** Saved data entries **

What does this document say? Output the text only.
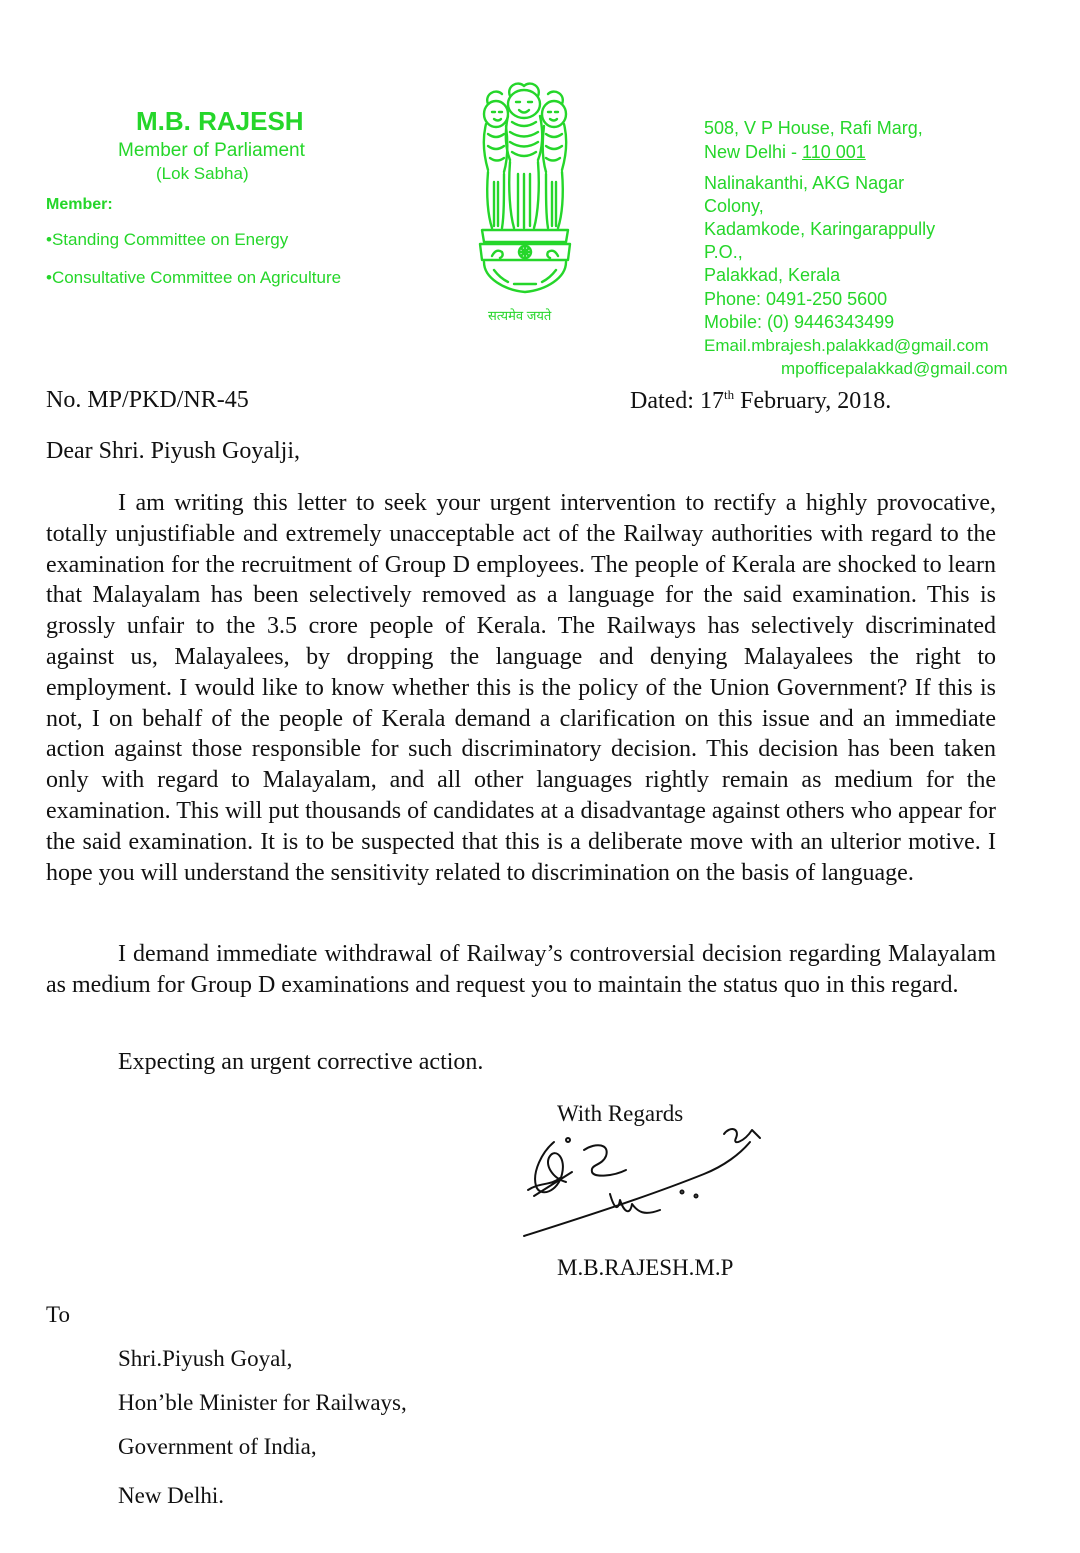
M.B. RAJESH
Member of Parliament
(Lok Sabha)
Member:
•Standing Committee on Energy
•Consultative Committee on Agriculture
सत्यमेव जयते
508, V P House, Rafi Marg,
New Delhi - 110 001
Nalinakanthi, AKG Nagar
Colony,
Kadamkode, Karingarappully
P.O.,
Palakkad, Kerala
Phone: 0491-250 5600
Mobile: (0) 9446343499
Email.mbrajesh.palakkad@gmail.com
mpofficepalakkad@gmail.com
No. MP/PKD/NR-45	Dated: 17th February, 2018.
Dear Shri. Piyush Goyalji,

I am writing this letter to seek your urgent intervention to rectify a highly provocative, totally unjustifiable and extremely unacceptable act of the Railway authorities with regard to the examination for the recruitment of Group D employees. The people of Kerala are shocked to learn that Malayalam has been selectively removed as a language for the said examination. This is grossly unfair to the 3.5 crore people of Kerala. The Railways has selectively discriminated against us, Malayalees, by dropping the language and denying Malayalees the right to employment. I would like to know whether this is the policy of the Union Government? If this is not, I on behalf of the people of Kerala demand a clarification on this issue and an immediate action against those responsible for such discriminatory decision. This decision has been taken only with regard to Malayalam, and all other languages rightly remain as medium for the examination. This will put thousands of candidates at a disadvantage against others who appear for the said examination. It is to be suspected that this is a deliberate move with an ulterior motive. I hope you will understand the sensitivity related to discrimination on the basis of language.

I demand immediate withdrawal of Railway’s controversial decision regarding Malayalam as medium for Group D examinations and request you to maintain the status quo in this regard.

Expecting an urgent corrective action.
With Regards
M.B.RAJESH.M.P
To
Shri.Piyush Goyal,
Hon’ble Minister for Railways,
Government of India,
New Delhi.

** Directive **
Omit pictures; set down the rest of the material word for word.

** Final result **
What does this document say? Output the text only.
M.B. RAJESH
Member of Parliament
(Lok Sabha)
Member:
•Standing Committee on Energy
•Consultative Committee on Agriculture
सत्यमेव जयते
508, V P House, Rafi Marg,
New Delhi - 110 001
Nalinakanthi, AKG Nagar
Colony,
Kadamkode, Karingarappully
P.O.,
Palakkad, Kerala
Phone: 0491-250 5600
Mobile: (0) 9446343499
Email.mbrajesh.palakkad@gmail.com
mpofficepalakkad@gmail.com
No. MP/PKD/NR-45	Dated: 17th February, 2018.
Dear Shri. Piyush Goyalji,

I am writing this letter to seek your urgent intervention to rectify a highly provocative, totally unjustifiable and extremely unacceptable act of the Railway authorities with regard to the examination for the recruitment of Group D employees. The people of Kerala are shocked to learn that Malayalam has been selectively removed as a language for the said examination. This is grossly unfair to the 3.5 crore people of Kerala. The Railways has selectively discriminated against us, Malayalees, by dropping the language and denying Malayalees the right to employment. I would like to know whether this is the policy of the Union Government? If this is not, I on behalf of the people of Kerala demand a clarification on this issue and an immediate action against those responsible for such discriminatory decision. This decision has been taken only with regard to Malayalam, and all other languages rightly remain as medium for the examination. This will put thousands of candidates at a disadvantage against others who appear for the said examination. It is to be suspected that this is a deliberate move with an ulterior motive. I hope you will understand the sensitivity related to discrimination on the basis of language.

I demand immediate withdrawal of Railway’s controversial decision regarding Malayalam as medium for Group D examinations and request you to maintain the status quo in this regard.

Expecting an urgent corrective action.
With Regards
M.B.RAJESH.M.P
To
Shri.Piyush Goyal,
Hon’ble Minister for Railways,
Government of India,
New Delhi.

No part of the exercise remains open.